= WHAT IS EXPECTED =
Copy out every line of the listing below word for word, leaving out the pictures.

* START MATERIAL TO PROCESS *

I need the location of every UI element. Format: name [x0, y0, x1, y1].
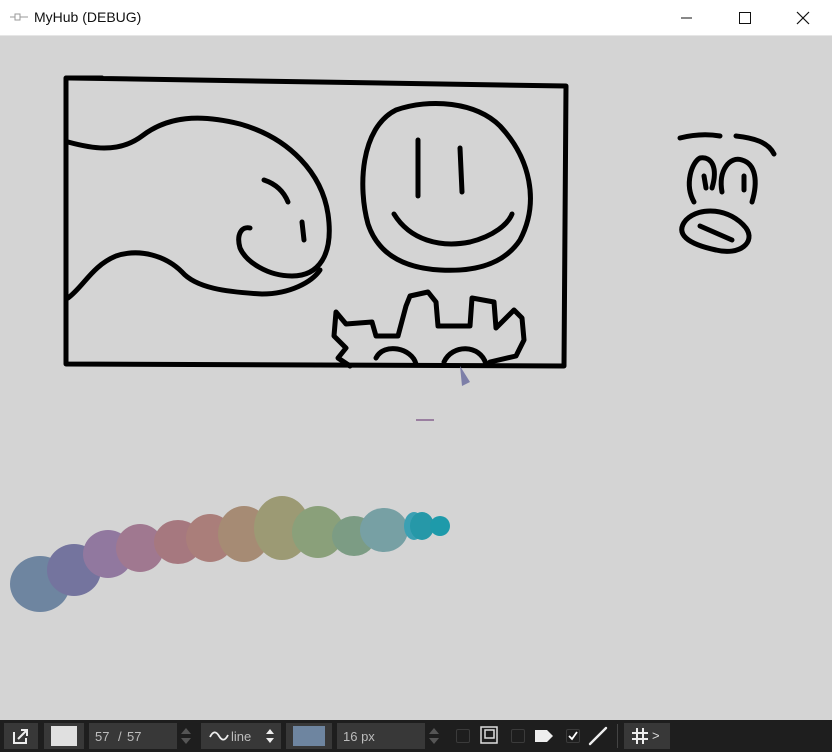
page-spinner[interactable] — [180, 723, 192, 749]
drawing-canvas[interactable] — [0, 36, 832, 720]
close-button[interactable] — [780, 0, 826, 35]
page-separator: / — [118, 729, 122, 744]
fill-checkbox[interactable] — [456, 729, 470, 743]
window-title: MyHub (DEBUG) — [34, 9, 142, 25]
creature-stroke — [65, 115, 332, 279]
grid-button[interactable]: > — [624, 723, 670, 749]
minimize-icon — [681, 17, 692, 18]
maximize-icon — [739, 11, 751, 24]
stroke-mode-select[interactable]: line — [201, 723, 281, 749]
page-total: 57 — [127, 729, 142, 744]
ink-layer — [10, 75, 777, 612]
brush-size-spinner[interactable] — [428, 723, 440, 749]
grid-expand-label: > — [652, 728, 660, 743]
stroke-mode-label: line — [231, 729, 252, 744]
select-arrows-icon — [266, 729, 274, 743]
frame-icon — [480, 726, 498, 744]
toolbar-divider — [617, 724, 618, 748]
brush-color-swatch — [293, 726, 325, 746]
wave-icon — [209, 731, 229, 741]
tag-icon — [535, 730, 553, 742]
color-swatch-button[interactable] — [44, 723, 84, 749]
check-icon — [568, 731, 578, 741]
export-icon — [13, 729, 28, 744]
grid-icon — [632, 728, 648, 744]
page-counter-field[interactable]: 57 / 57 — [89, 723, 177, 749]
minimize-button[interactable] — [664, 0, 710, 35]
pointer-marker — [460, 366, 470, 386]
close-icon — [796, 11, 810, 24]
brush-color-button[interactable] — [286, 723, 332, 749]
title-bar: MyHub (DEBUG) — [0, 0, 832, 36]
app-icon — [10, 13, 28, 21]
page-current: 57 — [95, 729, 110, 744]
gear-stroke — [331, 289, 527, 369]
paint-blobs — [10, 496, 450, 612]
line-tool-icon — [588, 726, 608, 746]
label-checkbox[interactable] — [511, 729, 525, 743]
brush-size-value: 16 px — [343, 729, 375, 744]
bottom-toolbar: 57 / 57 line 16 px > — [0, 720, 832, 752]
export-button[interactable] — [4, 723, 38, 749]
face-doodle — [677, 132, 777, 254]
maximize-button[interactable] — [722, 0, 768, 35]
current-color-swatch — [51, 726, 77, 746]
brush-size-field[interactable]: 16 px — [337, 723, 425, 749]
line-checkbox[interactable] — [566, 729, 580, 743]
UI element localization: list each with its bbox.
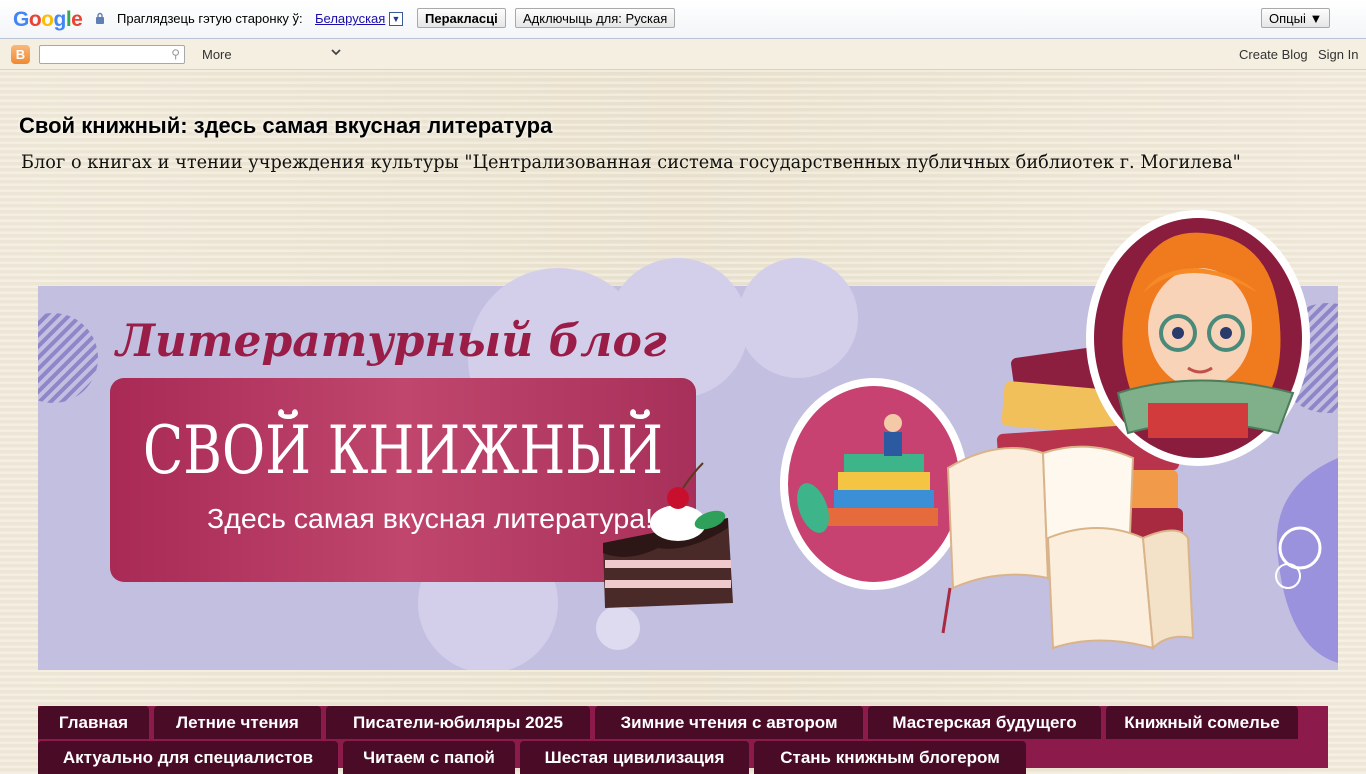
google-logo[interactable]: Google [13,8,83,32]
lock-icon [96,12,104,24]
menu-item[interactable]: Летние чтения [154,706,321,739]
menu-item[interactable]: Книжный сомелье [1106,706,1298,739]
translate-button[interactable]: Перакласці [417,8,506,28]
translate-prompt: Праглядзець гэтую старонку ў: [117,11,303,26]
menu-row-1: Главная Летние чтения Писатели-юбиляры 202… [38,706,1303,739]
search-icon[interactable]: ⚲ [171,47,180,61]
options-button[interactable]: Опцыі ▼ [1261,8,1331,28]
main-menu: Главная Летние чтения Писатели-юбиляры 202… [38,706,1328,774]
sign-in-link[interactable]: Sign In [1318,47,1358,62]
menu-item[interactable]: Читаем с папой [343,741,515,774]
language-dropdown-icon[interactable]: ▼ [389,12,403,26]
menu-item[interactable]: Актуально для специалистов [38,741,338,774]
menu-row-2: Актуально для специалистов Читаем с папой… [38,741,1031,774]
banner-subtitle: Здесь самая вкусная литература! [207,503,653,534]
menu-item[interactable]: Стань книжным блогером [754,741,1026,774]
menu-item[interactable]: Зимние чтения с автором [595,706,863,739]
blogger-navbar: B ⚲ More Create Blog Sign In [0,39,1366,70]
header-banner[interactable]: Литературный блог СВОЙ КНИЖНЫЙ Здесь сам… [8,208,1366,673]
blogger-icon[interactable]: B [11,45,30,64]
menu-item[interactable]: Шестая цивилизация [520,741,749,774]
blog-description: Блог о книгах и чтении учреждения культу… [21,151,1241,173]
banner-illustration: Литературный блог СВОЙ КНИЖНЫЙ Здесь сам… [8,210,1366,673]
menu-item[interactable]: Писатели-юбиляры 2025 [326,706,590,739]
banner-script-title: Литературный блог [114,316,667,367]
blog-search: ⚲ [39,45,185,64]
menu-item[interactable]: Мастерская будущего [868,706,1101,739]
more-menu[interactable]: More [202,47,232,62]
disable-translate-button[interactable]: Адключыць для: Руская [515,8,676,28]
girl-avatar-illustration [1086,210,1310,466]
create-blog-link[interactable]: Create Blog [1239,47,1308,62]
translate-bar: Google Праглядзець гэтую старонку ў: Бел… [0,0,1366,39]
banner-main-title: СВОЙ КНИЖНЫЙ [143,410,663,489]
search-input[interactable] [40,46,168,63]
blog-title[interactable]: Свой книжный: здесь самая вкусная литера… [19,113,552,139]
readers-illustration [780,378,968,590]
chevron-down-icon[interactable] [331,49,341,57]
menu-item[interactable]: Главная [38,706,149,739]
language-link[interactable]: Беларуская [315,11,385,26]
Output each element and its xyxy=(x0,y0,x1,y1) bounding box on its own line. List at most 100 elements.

* END MATERIAL TO PROCESS *

= OUTPUT OF THE EXERCISE =
I need the location of every UI element. Format: name [x0, y0, x1, y1].
page-spinner[interactable] — [180, 723, 192, 749]
drawing-canvas[interactable] — [0, 36, 832, 720]
close-button[interactable] — [780, 0, 826, 35]
page-separator: / — [118, 729, 122, 744]
fill-checkbox[interactable] — [456, 729, 470, 743]
window-title: MyHub (DEBUG) — [34, 9, 142, 25]
creature-stroke — [65, 115, 332, 279]
grid-button[interactable]: > — [624, 723, 670, 749]
minimize-icon — [681, 17, 692, 18]
maximize-icon — [739, 11, 751, 24]
stroke-mode-select[interactable]: line — [201, 723, 281, 749]
page-total: 57 — [127, 729, 142, 744]
ink-layer — [10, 75, 777, 612]
brush-size-spinner[interactable] — [428, 723, 440, 749]
grid-expand-label: > — [652, 728, 660, 743]
stroke-mode-label: line — [231, 729, 252, 744]
select-arrows-icon — [266, 729, 274, 743]
frame-icon — [480, 726, 498, 744]
toolbar-divider — [617, 724, 618, 748]
brush-color-swatch — [293, 726, 325, 746]
wave-icon — [209, 731, 229, 741]
tag-icon — [535, 730, 553, 742]
color-swatch-button[interactable] — [44, 723, 84, 749]
check-icon — [568, 731, 578, 741]
export-icon — [13, 729, 28, 744]
grid-icon — [632, 728, 648, 744]
page-counter-field[interactable]: 57 / 57 — [89, 723, 177, 749]
minimize-button[interactable] — [664, 0, 710, 35]
pointer-marker — [460, 366, 470, 386]
close-icon — [796, 11, 810, 24]
brush-color-button[interactable] — [286, 723, 332, 749]
title-bar: MyHub (DEBUG) — [0, 0, 832, 36]
app-icon — [10, 13, 28, 21]
page-current: 57 — [95, 729, 110, 744]
gear-stroke — [331, 289, 527, 369]
paint-blobs — [10, 496, 450, 612]
line-tool-icon — [588, 726, 608, 746]
label-checkbox[interactable] — [511, 729, 525, 743]
brush-size-value: 16 px — [343, 729, 375, 744]
bottom-toolbar: 57 / 57 line 16 px > — [0, 720, 832, 752]
export-button[interactable] — [4, 723, 38, 749]
face-doodle — [677, 132, 777, 254]
maximize-button[interactable] — [722, 0, 768, 35]
current-color-swatch — [51, 726, 77, 746]
brush-size-field[interactable]: 16 px — [337, 723, 425, 749]
line-checkbox[interactable] — [566, 729, 580, 743]
UI element localization: list each with its bbox.
google-logo[interactable]: Google [13,8,83,32]
lock-icon [96,12,104,24]
menu-item[interactable]: Летние чтения [154,706,321,739]
menu-item[interactable]: Книжный сомелье [1106,706,1298,739]
translate-button[interactable]: Перакласці [417,8,506,28]
translate-prompt: Праглядзець гэтую старонку ў: [117,11,303,26]
menu-row-1: Главная Летние чтения Писатели-юбиляры 202… [38,706,1303,739]
search-icon[interactable]: ⚲ [171,47,180,61]
options-button[interactable]: Опцыі ▼ [1261,8,1331,28]
main-menu: Главная Летние чтения Писатели-юбиляры 202… [38,706,1328,774]
sign-in-link[interactable]: Sign In [1318,47,1358,62]
menu-item[interactable]: Читаем с папой [343,741,515,774]
language-dropdown-icon[interactable]: ▼ [389,12,403,26]
menu-item[interactable]: Актуально для специалистов [38,741,338,774]
menu-row-2: Актуально для специалистов Читаем с папой… [38,741,1031,774]
banner-subtitle: Здесь самая вкусная литература! [207,503,653,534]
menu-item[interactable]: Стань книжным блогером [754,741,1026,774]
menu-item[interactable]: Зимние чтения с автором [595,706,863,739]
blogger-navbar: B ⚲ More Create Blog Sign In [0,39,1366,70]
header-banner[interactable]: Литературный блог СВОЙ КНИЖНЫЙ Здесь сам… [8,208,1366,673]
blogger-icon[interactable]: B [11,45,30,64]
menu-item[interactable]: Шестая цивилизация [520,741,749,774]
blog-description: Блог о книгах и чтении учреждения культу… [21,151,1241,173]
banner-illustration: Литературный блог СВОЙ КНИЖНЫЙ Здесь сам… [8,210,1366,673]
menu-item[interactable]: Писатели-юбиляры 2025 [326,706,590,739]
banner-script-title: Литературный блог [114,316,667,367]
blog-search: ⚲ [39,45,185,64]
menu-item[interactable]: Мастерская будущего [868,706,1101,739]
more-menu[interactable]: More [202,47,232,62]
disable-translate-button[interactable]: Адключыць для: Руская [515,8,676,28]
girl-avatar-illustration [1086,210,1310,466]
create-blog-link[interactable]: Create Blog [1239,47,1308,62]
translate-bar: Google Праглядзець гэтую старонку ў: Бел… [0,0,1366,39]
banner-main-title: СВОЙ КНИЖНЫЙ [143,410,663,489]
search-input[interactable] [40,46,168,63]
blog-title[interactable]: Свой книжный: здесь самая вкусная литера… [19,113,552,139]
readers-illustration [780,378,968,590]
chevron-down-icon[interactable] [331,49,341,57]
menu-item[interactable]: Главная [38,706,149,739]
language-link[interactable]: Беларуская [315,11,385,26]
Output each element and its xyxy=(x0,y0,x1,y1) bounding box on its own line. List at most 100 elements.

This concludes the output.